### SHORT PROBLEM
Give back all the data exactly, line by line.

§

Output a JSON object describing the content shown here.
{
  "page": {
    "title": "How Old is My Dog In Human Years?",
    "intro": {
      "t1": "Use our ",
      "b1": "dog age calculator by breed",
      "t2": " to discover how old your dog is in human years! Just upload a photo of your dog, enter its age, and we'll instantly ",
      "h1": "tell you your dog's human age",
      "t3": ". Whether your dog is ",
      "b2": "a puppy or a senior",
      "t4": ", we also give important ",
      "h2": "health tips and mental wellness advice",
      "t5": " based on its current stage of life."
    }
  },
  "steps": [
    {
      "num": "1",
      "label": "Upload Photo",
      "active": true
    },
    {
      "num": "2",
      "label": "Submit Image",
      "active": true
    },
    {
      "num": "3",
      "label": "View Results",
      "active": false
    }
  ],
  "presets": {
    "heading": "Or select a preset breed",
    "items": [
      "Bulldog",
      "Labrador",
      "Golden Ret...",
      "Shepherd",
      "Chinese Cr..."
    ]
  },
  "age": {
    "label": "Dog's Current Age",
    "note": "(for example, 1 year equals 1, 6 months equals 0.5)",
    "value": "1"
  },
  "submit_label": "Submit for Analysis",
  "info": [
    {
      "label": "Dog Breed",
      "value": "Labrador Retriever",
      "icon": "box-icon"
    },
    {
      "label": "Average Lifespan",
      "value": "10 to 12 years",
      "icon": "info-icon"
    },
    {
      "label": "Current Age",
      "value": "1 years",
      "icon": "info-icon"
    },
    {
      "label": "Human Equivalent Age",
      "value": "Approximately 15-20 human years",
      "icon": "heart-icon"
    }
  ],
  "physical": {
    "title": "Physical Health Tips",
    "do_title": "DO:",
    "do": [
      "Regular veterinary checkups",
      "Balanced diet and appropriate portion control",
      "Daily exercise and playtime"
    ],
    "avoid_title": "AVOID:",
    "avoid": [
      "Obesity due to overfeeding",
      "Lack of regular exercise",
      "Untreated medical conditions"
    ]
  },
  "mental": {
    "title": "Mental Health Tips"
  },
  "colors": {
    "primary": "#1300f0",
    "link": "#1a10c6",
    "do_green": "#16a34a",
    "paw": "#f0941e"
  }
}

§

### WRITTEN RESPONSE
Output a JSON object describing the content shown here.
{
  "page": {
    "title": "How Old is My Dog In Human Years?",
    "intro": {
      "t1": "Use our ",
      "b1": "dog age calculator by breed",
      "t2": " to discover how old your dog is in human years! Just upload a photo of your dog, enter its age, and we'll instantly ",
      "h1": "tell you your dog's human age",
      "t3": ". Whether your dog is ",
      "b2": "a puppy or a senior",
      "t4": ", we also give important ",
      "h2": "health tips and mental wellness advice",
      "t5": " based on its current stage of life."
    }
  },
  "steps": [
    {
      "num": "1",
      "label": "Upload Photo",
      "active": true
    },
    {
      "num": "2",
      "label": "Submit Image",
      "active": true
    },
    {
      "num": "3",
      "label": "View Results",
      "active": false
    }
  ],
  "presets": {
    "heading": "Or select a preset breed",
    "items": [
      "Bulldog",
      "Labrador",
      "Golden Ret...",
      "Shepherd",
      "Chinese Cr..."
    ]
  },
  "age": {
    "label": "Dog's Current Age",
    "note": "(for example, 1 year equals 1, 6 months equals 0.5)",
    "value": "1"
  },
  "submit_label": "Submit for Analysis",
  "info": [
    {
      "label": "Dog Breed",
      "value": "Labrador Retriever",
      "icon": "box-icon"
    },
    {
      "label": "Average Lifespan",
      "value": "10 to 12 years",
      "icon": "info-icon"
    },
    {
      "label": "Current Age",
      "value": "1 years",
      "icon": "info-icon"
    },
    {
      "label": "Human Equivalent Age",
      "value": "Approximately 15-20 human years",
      "icon": "heart-icon"
    }
  ],
  "physical": {
    "title": "Physical Health Tips",
    "do_title": "DO:",
    "do": [
      "Regular veterinary checkups",
      "Balanced diet and appropriate portion control",
      "Daily exercise and playtime"
    ],
    "avoid_title": "AVOID:",
    "avoid": [
      "Obesity due to overfeeding",
      "Lack of regular exercise",
      "Untreated medical conditions"
    ]
  },
  "mental": {
    "title": "Mental Health Tips"
  },
  "colors": {
    "primary": "#1300f0",
    "link": "#1a10c6",
    "do_green": "#16a34a",
    "paw": "#f0941e"
  }
}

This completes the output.